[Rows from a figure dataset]
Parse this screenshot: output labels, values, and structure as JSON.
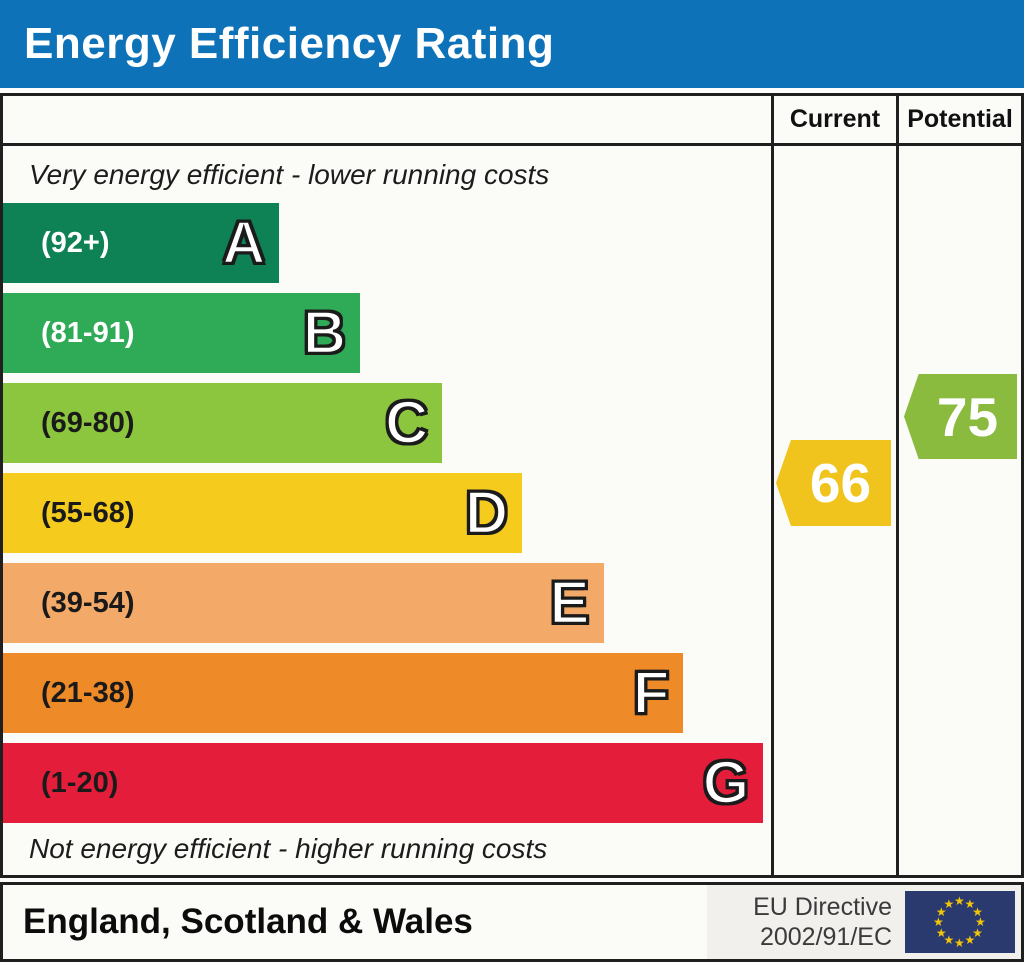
{
  "title": "Energy Efficiency Rating",
  "columns": {
    "current": "Current",
    "potential": "Potential"
  },
  "top_note": "Very energy efficient - lower running costs",
  "bottom_note": "Not energy efficient - higher running costs",
  "bands": [
    {
      "letter": "A",
      "range": "(92+)",
      "color": "#0e8155",
      "text_color": "#ffffff",
      "width_pct": 36.0
    },
    {
      "letter": "B",
      "range": "(81-91)",
      "color": "#2faa57",
      "text_color": "#ffffff",
      "width_pct": 46.5
    },
    {
      "letter": "C",
      "range": "(69-80)",
      "color": "#8cc63f",
      "text_color": "#1a1a1a",
      "width_pct": 57.2
    },
    {
      "letter": "D",
      "range": "(55-68)",
      "color": "#f5cb1e",
      "text_color": "#1a1a1a",
      "width_pct": 67.6
    },
    {
      "letter": "E",
      "range": "(39-54)",
      "color": "#f3a967",
      "text_color": "#1a1a1a",
      "width_pct": 78.2
    },
    {
      "letter": "F",
      "range": "(21-38)",
      "color": "#ee8a28",
      "text_color": "#1a1a1a",
      "width_pct": 88.6
    },
    {
      "letter": "G",
      "range": "(1-20)",
      "color": "#e41e3a",
      "text_color": "#1a1a1a",
      "width_pct": 99.0
    }
  ],
  "ratings": {
    "current": {
      "value": "66",
      "color": "#f0c41c",
      "band": "D"
    },
    "potential": {
      "value": "75",
      "color": "#8aba3e",
      "band": "C"
    }
  },
  "footer": {
    "region": "England, Scotland & Wales",
    "directive_line1": "EU Directive",
    "directive_line2": "2002/91/EC",
    "eu_flag": {
      "background": "#2a3a6e",
      "star_color": "#f2c50a",
      "star_count": 12
    }
  },
  "colors": {
    "header_bg": "#0d72b7",
    "border": "#1f1f1f"
  },
  "chart_data": {
    "type": "bar",
    "title": "Energy Efficiency Rating",
    "categories": [
      "A",
      "B",
      "C",
      "D",
      "E",
      "F",
      "G"
    ],
    "band_ranges": [
      "92+",
      "81-91",
      "69-80",
      "55-68",
      "39-54",
      "21-38",
      "1-20"
    ],
    "band_colors": [
      "#0e8155",
      "#2faa57",
      "#8cc63f",
      "#f5cb1e",
      "#f3a967",
      "#ee8a28",
      "#e41e3a"
    ],
    "bar_length_pct": [
      36.0,
      46.5,
      57.2,
      67.6,
      78.2,
      88.6,
      99.0
    ],
    "series": [
      {
        "name": "Current",
        "value": 66,
        "band": "D",
        "color": "#f0c41c"
      },
      {
        "name": "Potential",
        "value": 75,
        "band": "C",
        "color": "#8aba3e"
      }
    ],
    "scale": [
      1,
      100
    ],
    "top_annotation": "Very energy efficient - lower running costs",
    "bottom_annotation": "Not energy efficient - higher running costs",
    "footer_left": "England, Scotland & Wales",
    "footer_right": "EU Directive 2002/91/EC",
    "legend_position": "none",
    "grid": false
  }
}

■ **Given instruction**: Reply with the number of lines in the material above that contain "lower", and nothing more.

■ **Task result**: 2